*** Document extract Section Begins ***

ContingencyTests

0th

Percentile

Tests of Independence in Two- or Three-Way Contingency Tables

Testing the independence of two nominal or ordered factors.

Keywords
htest
Usage
# S3 method for formula
chisq_test(formula, data, subset = NULL, weights = NULL, …)
# S3 method for table
chisq_test(object, …)
# S3 method for IndependenceProblem
chisq_test(object, …)# S3 method for formula
cmh_test(formula, data, subset = NULL, weights = NULL, …)
# S3 method for table
cmh_test(object, …)
# S3 method for IndependenceProblem
cmh_test(object, …)# S3 method for formula
lbl_test(formula, data, subset = NULL, weights = NULL, …)
# S3 method for table
lbl_test(object, …)
# S3 method for IndependenceProblem
lbl_test(object, …)
Arguments
formula

a formula of the form y ~ x | block where y and x are factors and block is an optional factor for stratification.

*** Document extract Section Ends ***
*** Given records Section Begins ***

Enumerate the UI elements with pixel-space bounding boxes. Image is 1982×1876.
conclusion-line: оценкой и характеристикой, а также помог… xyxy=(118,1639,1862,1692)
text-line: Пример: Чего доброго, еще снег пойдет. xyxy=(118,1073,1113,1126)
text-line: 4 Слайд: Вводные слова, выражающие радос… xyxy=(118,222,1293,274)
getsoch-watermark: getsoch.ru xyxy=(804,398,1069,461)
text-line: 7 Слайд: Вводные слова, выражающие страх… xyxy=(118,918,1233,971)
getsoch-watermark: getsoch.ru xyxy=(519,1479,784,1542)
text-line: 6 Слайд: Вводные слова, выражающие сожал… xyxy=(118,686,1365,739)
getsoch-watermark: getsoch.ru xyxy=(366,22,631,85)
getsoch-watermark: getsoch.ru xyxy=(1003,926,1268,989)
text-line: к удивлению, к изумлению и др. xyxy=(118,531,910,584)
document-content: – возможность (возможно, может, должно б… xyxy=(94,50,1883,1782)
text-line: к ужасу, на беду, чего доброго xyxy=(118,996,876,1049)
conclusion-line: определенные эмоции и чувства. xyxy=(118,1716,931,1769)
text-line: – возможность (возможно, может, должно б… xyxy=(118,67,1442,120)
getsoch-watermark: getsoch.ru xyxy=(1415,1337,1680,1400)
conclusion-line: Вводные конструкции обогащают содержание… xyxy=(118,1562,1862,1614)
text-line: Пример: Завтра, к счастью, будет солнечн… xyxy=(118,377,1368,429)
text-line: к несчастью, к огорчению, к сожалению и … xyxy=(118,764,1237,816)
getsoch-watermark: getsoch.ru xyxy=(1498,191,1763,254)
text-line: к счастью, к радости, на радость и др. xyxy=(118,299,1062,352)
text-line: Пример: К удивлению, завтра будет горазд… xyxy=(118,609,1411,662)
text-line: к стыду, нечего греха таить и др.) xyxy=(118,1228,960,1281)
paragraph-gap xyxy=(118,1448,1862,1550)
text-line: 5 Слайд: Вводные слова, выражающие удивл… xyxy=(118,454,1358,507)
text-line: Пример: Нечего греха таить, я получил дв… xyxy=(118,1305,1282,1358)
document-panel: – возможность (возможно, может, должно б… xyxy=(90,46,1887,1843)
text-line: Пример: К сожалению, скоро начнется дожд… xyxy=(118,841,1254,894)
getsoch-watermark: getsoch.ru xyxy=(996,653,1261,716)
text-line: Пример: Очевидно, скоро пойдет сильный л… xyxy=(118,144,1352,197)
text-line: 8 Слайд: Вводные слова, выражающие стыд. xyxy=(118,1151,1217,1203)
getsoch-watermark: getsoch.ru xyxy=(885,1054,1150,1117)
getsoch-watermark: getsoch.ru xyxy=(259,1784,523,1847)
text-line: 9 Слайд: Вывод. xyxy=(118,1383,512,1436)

*** Given records Section Ends ***

Could you write out the contingency tests documentation word for word, from "Testing the independence" up to and including "chisq_test(formula, data, subset = NULL, weights = NULL, …)"?

● **Response box**
Testing the independence of two nominal or ordered factors.

Keywords
htest
Usage
# S3 method for formula
chisq_test(formula, data, subset = NULL, weights = NULL, …)